Dataset records start

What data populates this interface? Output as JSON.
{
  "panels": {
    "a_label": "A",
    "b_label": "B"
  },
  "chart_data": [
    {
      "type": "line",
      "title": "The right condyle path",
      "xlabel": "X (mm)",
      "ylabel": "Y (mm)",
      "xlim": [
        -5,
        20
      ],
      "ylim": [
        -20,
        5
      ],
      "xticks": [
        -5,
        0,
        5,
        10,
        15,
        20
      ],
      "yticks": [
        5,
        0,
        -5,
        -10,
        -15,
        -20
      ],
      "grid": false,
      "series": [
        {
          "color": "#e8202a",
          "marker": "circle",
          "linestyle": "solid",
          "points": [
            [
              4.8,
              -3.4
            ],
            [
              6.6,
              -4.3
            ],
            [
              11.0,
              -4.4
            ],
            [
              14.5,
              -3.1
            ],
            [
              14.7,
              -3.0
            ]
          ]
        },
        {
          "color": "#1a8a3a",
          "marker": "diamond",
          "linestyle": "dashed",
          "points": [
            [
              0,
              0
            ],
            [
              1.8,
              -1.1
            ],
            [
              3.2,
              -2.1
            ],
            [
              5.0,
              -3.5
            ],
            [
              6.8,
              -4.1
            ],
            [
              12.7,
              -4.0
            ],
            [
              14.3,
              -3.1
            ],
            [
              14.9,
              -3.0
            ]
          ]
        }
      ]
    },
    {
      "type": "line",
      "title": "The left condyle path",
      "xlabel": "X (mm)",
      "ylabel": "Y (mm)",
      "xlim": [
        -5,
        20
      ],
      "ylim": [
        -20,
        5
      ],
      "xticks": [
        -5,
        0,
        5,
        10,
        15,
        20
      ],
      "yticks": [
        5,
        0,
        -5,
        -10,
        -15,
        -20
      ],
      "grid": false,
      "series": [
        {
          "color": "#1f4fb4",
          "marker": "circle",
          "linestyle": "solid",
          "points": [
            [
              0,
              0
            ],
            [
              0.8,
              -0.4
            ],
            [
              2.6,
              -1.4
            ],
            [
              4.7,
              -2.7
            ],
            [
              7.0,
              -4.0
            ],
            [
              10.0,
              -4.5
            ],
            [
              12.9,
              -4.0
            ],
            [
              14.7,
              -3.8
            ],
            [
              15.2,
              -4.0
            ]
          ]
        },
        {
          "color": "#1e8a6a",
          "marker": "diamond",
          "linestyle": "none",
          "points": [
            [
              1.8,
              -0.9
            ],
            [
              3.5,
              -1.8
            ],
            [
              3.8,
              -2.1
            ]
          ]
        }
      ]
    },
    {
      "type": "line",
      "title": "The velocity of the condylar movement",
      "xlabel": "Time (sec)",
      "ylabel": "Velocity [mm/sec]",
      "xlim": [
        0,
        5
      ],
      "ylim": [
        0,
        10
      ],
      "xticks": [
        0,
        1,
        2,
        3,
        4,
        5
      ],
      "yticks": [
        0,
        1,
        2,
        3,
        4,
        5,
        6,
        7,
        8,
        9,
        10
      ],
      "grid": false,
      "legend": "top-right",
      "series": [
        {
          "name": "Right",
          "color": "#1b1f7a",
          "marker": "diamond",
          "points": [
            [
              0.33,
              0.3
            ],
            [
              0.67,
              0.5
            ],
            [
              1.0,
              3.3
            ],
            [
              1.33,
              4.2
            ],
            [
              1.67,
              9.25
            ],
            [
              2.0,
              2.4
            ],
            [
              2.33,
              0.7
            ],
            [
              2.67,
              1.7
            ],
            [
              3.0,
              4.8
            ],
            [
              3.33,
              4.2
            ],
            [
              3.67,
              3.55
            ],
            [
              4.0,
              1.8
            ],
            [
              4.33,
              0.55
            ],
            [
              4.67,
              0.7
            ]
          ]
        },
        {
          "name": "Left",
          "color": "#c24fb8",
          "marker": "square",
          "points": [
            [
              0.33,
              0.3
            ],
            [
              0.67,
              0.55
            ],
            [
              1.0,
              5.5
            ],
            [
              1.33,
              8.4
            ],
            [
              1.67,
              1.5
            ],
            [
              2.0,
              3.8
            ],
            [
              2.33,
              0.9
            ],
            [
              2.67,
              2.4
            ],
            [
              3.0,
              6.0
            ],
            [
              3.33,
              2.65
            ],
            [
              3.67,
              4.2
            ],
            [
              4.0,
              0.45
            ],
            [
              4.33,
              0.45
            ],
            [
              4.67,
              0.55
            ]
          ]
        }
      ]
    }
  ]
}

Dataset records end

:: Goal of the exercise ::
Set down each entry again, unchanged.

:: Response below ::
What data populates this interface? Output as JSON.
{
  "panels": {
    "a_label": "A",
    "b_label": "B"
  },
  "chart_data": [
    {
      "type": "line",
      "title": "The right condyle path",
      "xlabel": "X (mm)",
      "ylabel": "Y (mm)",
      "xlim": [
        -5,
        20
      ],
      "ylim": [
        -20,
        5
      ],
      "xticks": [
        -5,
        0,
        5,
        10,
        15,
        20
      ],
      "yticks": [
        5,
        0,
        -5,
        -10,
        -15,
        -20
      ],
      "grid": false,
      "series": [
        {
          "color": "#e8202a",
          "marker": "circle",
          "linestyle": "solid",
          "points": [
            [
              4.8,
              -3.4
            ],
            [
              6.6,
              -4.3
            ],
            [
              11.0,
              -4.4
            ],
            [
              14.5,
              -3.1
            ],
            [
              14.7,
              -3.0
            ]
          ]
        },
        {
          "color": "#1a8a3a",
          "marker": "diamond",
          "linestyle": "dashed",
          "points": [
            [
              0,
              0
            ],
            [
              1.8,
              -1.1
            ],
            [
              3.2,
              -2.1
            ],
            [
              5.0,
              -3.5
            ],
            [
              6.8,
              -4.1
            ],
            [
              12.7,
              -4.0
            ],
            [
              14.3,
              -3.1
            ],
            [
              14.9,
              -3.0
            ]
          ]
        }
      ]
    },
    {
      "type": "line",
      "title": "The left condyle path",
      "xlabel": "X (mm)",
      "ylabel": "Y (mm)",
      "xlim": [
        -5,
        20
      ],
      "ylim": [
        -20,
        5
      ],
      "xticks": [
        -5,
        0,
        5,
        10,
        15,
        20
      ],
      "yticks": [
        5,
        0,
        -5,
        -10,
        -15,
        -20
      ],
      "grid": false,
      "series": [
        {
          "color": "#1f4fb4",
          "marker": "circle",
          "linestyle": "solid",
          "points": [
            [
              0,
              0
            ],
            [
              0.8,
              -0.4
            ],
            [
              2.6,
              -1.4
            ],
            [
              4.7,
              -2.7
            ],
            [
              7.0,
              -4.0
            ],
            [
              10.0,
              -4.5
            ],
            [
              12.9,
              -4.0
            ],
            [
              14.7,
              -3.8
            ],
            [
              15.2,
              -4.0
            ]
          ]
        },
        {
          "color": "#1e8a6a",
          "marker": "diamond",
          "linestyle": "none",
          "points": [
            [
              1.8,
              -0.9
            ],
            [
              3.5,
              -1.8
            ],
            [
              3.8,
              -2.1
            ]
          ]
        }
      ]
    },
    {
      "type": "line",
      "title": "The velocity of the condylar movement",
      "xlabel": "Time (sec)",
      "ylabel": "Velocity [mm/sec]",
      "xlim": [
        0,
        5
      ],
      "ylim": [
        0,
        10
      ],
      "xticks": [
        0,
        1,
        2,
        3,
        4,
        5
      ],
      "yticks": [
        0,
        1,
        2,
        3,
        4,
        5,
        6,
        7,
        8,
        9,
        10
      ],
      "grid": false,
      "legend": "top-right",
      "series": [
        {
          "name": "Right",
          "color": "#1b1f7a",
          "marker": "diamond",
          "points": [
            [
              0.33,
              0.3
            ],
            [
              0.67,
              0.5
            ],
            [
              1.0,
              3.3
            ],
            [
              1.33,
              4.2
            ],
            [
              1.67,
              9.25
            ],
            [
              2.0,
              2.4
            ],
            [
              2.33,
              0.7
            ],
            [
              2.67,
              1.7
            ],
            [
              3.0,
              4.8
            ],
            [
              3.33,
              4.2
            ],
            [
              3.67,
              3.55
            ],
            [
              4.0,
              1.8
            ],
            [
              4.33,
              0.55
            ],
            [
              4.67,
              0.7
            ]
          ]
        },
        {
          "name": "Left",
          "color": "#c24fb8",
          "marker": "square",
          "points": [
            [
              0.33,
              0.3
            ],
            [
              0.67,
              0.55
            ],
            [
              1.0,
              5.5
            ],
            [
              1.33,
              8.4
            ],
            [
              1.67,
              1.5
            ],
            [
              2.0,
              3.8
            ],
            [
              2.33,
              0.9
            ],
            [
              2.67,
              2.4
            ],
            [
              3.0,
              6.0
            ],
            [
              3.33,
              2.65
            ],
            [
              3.67,
              4.2
            ],
            [
              4.0,
              0.45
            ],
            [
              4.33,
              0.45
            ],
            [
              4.67,
              0.55
            ]
          ]
        }
      ]
    }
  ]
}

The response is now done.